BEGIN

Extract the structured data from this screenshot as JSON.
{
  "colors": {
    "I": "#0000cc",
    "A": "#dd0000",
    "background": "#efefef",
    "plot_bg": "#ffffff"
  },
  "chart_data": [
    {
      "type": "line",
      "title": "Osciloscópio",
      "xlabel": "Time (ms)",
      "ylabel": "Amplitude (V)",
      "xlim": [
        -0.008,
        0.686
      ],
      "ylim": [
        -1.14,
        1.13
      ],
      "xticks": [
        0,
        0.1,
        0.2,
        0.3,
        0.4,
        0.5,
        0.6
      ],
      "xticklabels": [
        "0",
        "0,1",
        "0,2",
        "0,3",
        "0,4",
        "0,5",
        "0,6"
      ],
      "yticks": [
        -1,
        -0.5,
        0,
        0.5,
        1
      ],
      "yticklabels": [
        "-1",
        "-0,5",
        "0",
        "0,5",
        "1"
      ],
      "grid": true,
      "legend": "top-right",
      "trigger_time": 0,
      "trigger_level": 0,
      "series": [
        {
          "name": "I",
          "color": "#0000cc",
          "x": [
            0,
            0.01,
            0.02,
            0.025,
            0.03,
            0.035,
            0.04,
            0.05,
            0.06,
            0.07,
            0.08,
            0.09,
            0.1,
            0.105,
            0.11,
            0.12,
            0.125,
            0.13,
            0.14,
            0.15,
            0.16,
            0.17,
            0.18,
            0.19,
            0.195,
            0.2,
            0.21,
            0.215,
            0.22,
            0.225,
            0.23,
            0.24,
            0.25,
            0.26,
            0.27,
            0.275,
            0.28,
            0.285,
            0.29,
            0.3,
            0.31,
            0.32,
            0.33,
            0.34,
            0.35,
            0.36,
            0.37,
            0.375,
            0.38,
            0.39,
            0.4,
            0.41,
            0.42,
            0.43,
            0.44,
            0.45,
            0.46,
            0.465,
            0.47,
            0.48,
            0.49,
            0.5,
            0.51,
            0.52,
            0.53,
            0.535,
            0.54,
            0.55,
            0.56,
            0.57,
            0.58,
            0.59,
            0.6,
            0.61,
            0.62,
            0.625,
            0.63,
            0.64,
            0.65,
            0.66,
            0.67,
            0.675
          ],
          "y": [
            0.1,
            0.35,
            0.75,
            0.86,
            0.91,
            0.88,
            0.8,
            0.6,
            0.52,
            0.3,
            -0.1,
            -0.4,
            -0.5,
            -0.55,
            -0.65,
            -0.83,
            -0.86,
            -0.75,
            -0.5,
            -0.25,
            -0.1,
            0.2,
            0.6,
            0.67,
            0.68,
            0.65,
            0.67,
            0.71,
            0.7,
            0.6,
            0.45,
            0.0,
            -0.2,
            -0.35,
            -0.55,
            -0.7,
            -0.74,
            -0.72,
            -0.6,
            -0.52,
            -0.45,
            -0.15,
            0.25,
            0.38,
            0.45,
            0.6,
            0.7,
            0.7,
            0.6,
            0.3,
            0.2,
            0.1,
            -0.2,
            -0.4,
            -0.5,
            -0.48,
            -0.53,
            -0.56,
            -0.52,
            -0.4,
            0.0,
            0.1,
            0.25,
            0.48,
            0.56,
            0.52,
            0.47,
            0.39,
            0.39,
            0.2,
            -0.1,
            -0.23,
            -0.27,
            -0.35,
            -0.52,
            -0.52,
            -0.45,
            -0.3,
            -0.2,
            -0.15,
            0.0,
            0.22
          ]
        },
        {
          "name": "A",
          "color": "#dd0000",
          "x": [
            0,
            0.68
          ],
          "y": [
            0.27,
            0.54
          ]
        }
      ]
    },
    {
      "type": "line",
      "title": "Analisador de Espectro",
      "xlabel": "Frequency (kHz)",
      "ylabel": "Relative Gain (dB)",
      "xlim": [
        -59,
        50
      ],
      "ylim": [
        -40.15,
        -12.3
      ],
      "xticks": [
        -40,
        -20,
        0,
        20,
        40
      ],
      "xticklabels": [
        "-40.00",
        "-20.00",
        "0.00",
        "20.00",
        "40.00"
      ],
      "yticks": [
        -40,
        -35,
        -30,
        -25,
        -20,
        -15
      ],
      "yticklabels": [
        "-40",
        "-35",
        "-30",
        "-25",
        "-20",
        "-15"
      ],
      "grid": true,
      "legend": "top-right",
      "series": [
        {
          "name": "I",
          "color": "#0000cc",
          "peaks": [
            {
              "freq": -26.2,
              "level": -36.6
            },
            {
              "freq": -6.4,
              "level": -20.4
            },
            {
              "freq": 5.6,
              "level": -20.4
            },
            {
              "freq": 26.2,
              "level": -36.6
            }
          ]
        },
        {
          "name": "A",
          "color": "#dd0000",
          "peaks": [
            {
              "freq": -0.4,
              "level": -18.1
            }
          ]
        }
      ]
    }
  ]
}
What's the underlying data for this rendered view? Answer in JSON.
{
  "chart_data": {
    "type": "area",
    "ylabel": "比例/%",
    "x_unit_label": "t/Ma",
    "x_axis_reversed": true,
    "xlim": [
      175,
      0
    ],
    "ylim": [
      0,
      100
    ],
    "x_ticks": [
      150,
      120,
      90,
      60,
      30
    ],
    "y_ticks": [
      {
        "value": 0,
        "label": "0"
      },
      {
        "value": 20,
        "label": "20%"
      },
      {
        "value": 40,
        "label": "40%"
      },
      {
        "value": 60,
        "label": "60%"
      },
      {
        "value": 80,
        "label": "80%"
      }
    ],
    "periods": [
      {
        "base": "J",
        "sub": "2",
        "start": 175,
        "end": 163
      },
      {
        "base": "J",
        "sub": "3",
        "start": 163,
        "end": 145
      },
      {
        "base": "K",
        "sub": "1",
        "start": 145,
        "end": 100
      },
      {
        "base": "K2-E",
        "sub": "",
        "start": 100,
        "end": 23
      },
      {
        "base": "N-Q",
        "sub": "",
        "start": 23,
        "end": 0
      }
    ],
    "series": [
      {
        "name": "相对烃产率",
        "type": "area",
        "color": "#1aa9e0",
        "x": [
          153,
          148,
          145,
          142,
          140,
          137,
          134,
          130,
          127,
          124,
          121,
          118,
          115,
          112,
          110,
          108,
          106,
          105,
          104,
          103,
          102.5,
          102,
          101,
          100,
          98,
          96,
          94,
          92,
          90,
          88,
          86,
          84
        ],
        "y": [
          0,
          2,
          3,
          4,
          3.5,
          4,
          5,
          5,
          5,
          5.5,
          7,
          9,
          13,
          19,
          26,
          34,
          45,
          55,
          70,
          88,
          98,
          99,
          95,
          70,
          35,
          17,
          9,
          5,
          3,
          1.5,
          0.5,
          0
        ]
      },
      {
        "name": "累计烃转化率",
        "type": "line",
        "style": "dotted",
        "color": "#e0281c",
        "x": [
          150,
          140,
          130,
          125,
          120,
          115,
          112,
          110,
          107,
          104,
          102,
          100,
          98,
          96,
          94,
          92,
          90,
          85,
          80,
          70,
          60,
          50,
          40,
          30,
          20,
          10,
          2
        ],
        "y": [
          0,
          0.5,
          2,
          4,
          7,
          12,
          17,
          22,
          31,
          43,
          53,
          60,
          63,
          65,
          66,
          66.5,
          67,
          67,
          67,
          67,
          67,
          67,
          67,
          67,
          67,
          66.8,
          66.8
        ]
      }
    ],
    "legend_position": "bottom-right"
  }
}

END

Provide solely the number of lines in the data that include the word "this".

### The reply
2